§ What the exercise asks: Rewrite the HDInsight text from "Many different versions" down to "on these OSs.", changing "operating systems" to "platforms".

§ Text:
+===+

How does Hadoop analyze all the data so quickly? The phase using the map reads a portion of the HDFS source data and generates a key value of the data, and it pairs the value by combining the key-value pairs at the reduce phase. If you look at the workflow in Figure 15-3, the different types of text are read from the HDFS source into more than one map node, so the process is very fast. The more nodes that are added to the map portion, the more quickly the analysis is completed. Each node then shares the key-value pair with the reduce node to gain aggregates for each item.

Each key and value is added at each map node and then passed in to the reduce node to provide the total value of each key. The reduce node provides a very specific function to maintain the key with a weighted value or summary.

HDInsight

HDInsight is Microsoft’s managed Hadoop service in the cloud. One of the key advantages of Microsoft Azure is that you pay only for what you use and only when you need it. Let’s take what you have learned about Hadoop and see how Azure HDInsight supports it.

Hortonworks is a vendor that directly supports Hadoop projects. The company worked directly with Microsoft engineers to build a partnership that created a Azure Hadoop solution called HDInsight. Figure 15-4 shows a logical view of HDInsight, which is designed to support the Hortonworks Hadoop architecture. Microsoft and Hortonworks built a 100% open source Hadoop solution on Windows and gave all the code back to the open source community.

Figure 15-4. Azure HDInsight Hortonworks architecture with support for NoSQL, business analytics, and other reporting applications

In HDInsight, you can see how Hadoop clusters are represented in Azure. Chapter 7 introduced the many ways you can save money by using the Azure Storage service. Because Azure Storage relates to a big-data solution, HDInsight uses Azure blob storage. Specifically, the Azure team supports HDFS by using an HDFS-compliant software layer over Azure blob storage. This HDFS layer provides access to the terabytes and petabytes of Azure storage that some Hadoop applications require.

Many different versions of the Linux and Windows operating systems are available. Table 15-2 describes the versions of open source projects like Amari, HBase, Storm, and others available on these OSs.

Table 15-2. HDInsight Compared on Linux and Windows Platforms

Category	HDInsight on Linux	HDInsight on Windows
Cluster OS	Ubuntu 12.04	Windows Server 2012 R2
Cluster Type	Hadoop	Hadoop, HBase, Storm
Deployment	Azure Management Portal, cross-platform command line, Azure PowerShell	Azure Management Portal, cross-platform command line, Azure PowerShell, HDInsight .NET SDK
Cluster UI	Ambari	Cluster Dashboard
Remote Access	Secure Shell (SSH)	Remote Desktop Protocol (RDP)

In order for Azure to offer an SLA around HDInsight, a stable platform is configured, tested, and made available as an HDInsight offering. The HDInsight offering’s version number is unique to Azure and not specifically related to a version of Linux, Apache, or Windows.

+===+

§ Stored rows:
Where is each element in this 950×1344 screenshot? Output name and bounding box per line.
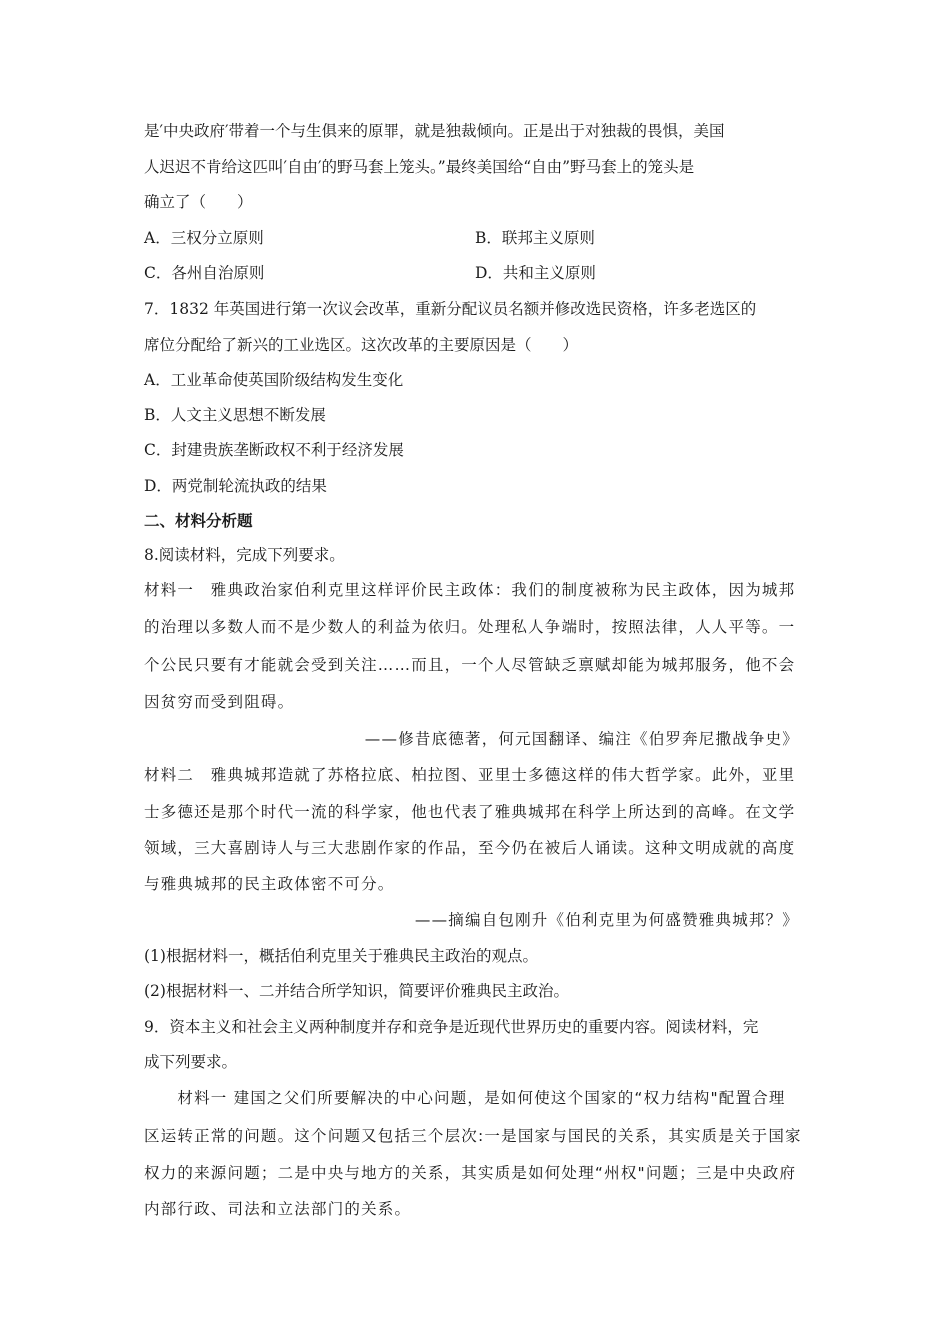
q7-stem-line-2: 席位分配给了新兴的工业选区。这次改革的主要原因是（ ）: [144, 336, 579, 354]
q6-stem-line-3: 确立了（ ）: [144, 193, 253, 211]
q9-material1-line-4: 内部行政、司法和立法部门的关系。: [144, 1200, 412, 1218]
q7-stem-line-1: 7．1832 年英国进行第一次议会改革，重新分配议员名额并修改选民资格，许多老选区的: [144, 300, 757, 318]
q6-stem-line-1: 是′中央政府′带着一个与生俱来的原罪，就是独裁倾向。正是出于对独裁的畏惧，美国: [144, 122, 725, 140]
q6-option-d: D．共和主义原则: [475, 264, 596, 282]
q8-material2-line-3: 领域，三大喜剧诗人与三大悲剧作家的作品，至今仍在被后人诵读。这种文明成就的高度: [144, 839, 796, 857]
q9-stem-line-1: 9．资本主义和社会主义两种制度并存和竞争是近现代世界历史的重要内容。阅读材料，完: [144, 1018, 759, 1036]
q8-material1-line-3: 个公民只要有才能就会受到关注……而且，一个人尽管缺乏禀赋却能为城邦服务，他不会: [144, 656, 796, 674]
q8-material2-line-2: 士多德还是那个时代一流的科学家，他也代表了雅典城邦在科学上所达到的高峰。在文学: [144, 803, 796, 821]
q8-material1-source: ——修昔底德著，何元国翻译、编注《伯罗奔尼撒战争史》: [364, 730, 799, 748]
q7-option-c: C．封建贵族垄断政权不利于经济发展: [144, 441, 404, 459]
q6-stem-line-2: 人迟迟不肯给这匹叫′自由′的野马套上笼头。”最终美国给“自由”野马套上的笼头是: [144, 158, 695, 176]
q9-material1-line-3: 权力的来源问题；二是中央与地方的关系，其实质是如何处理“州权"问题；三是中央政府: [144, 1164, 797, 1182]
q8-material2-source: ——摘编自包刚升《伯利克里为何盛赞雅典城邦？》: [414, 911, 799, 929]
q7-option-d: D．两党制轮流执政的结果: [144, 477, 327, 495]
q8-material1-line-1: 材料一 雅典政治家伯利克里这样评价民主政体：我们的制度被称为民主政体，因为城邦: [144, 581, 796, 599]
q9-material1-line-2: 区运转正常的问题。这个问题又包括三个层次:一是国家与国民的关系，其实质是关于国家: [144, 1127, 802, 1145]
q6-option-b: B．联邦主义原则: [475, 229, 595, 247]
q7-option-b: B．人文主义思想不断发展: [144, 406, 326, 424]
section-heading: 二、材料分析题: [144, 511, 253, 530]
q8-material2-line-1: 材料二 雅典城邦造就了苏格拉底、柏拉图、亚里士多德这样的伟大哲学家。此外，亚里: [144, 766, 796, 784]
q8-material2-line-4: 与雅典城邦的民主政体密不可分。: [144, 875, 395, 893]
q6-option-a: A．三权分立原则: [144, 229, 264, 247]
q9-material1-line-1: 材料一 建国之父们所要解决的中心问题，是如何使这个国家的“权力结构"配置合理: [144, 1089, 786, 1107]
q8-subquestion-2: (2)根据材料一、二并结合所学知识，简要评价雅典民主政治。: [144, 982, 569, 1000]
q8-material1-line-4: 因贫穷而受到阻碍。: [144, 693, 295, 711]
q6-option-c: C．各州自治原则: [144, 264, 265, 282]
q8-intro: 8.阅读材料，完成下列要求。: [144, 546, 345, 564]
q8-material1-line-2: 的治理以多数人而不是少数人的利益为依归。处理私人争端时，按照法律，人人平等。一: [144, 618, 796, 636]
q9-stem-line-2: 成下列要求。: [144, 1053, 238, 1071]
q8-subquestion-1: (1)根据材料一，概括伯利克里关于雅典民主政治的观点。: [144, 947, 538, 965]
q7-option-a: A．工业革命使英国阶级结构发生变化: [144, 371, 404, 389]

+===+

§ The reply:
Many different versions of the Linux and Windows platforms are available. Table 15-2 describes the versions of open source projects like Amari, HBase, Storm, and others available on these OSs.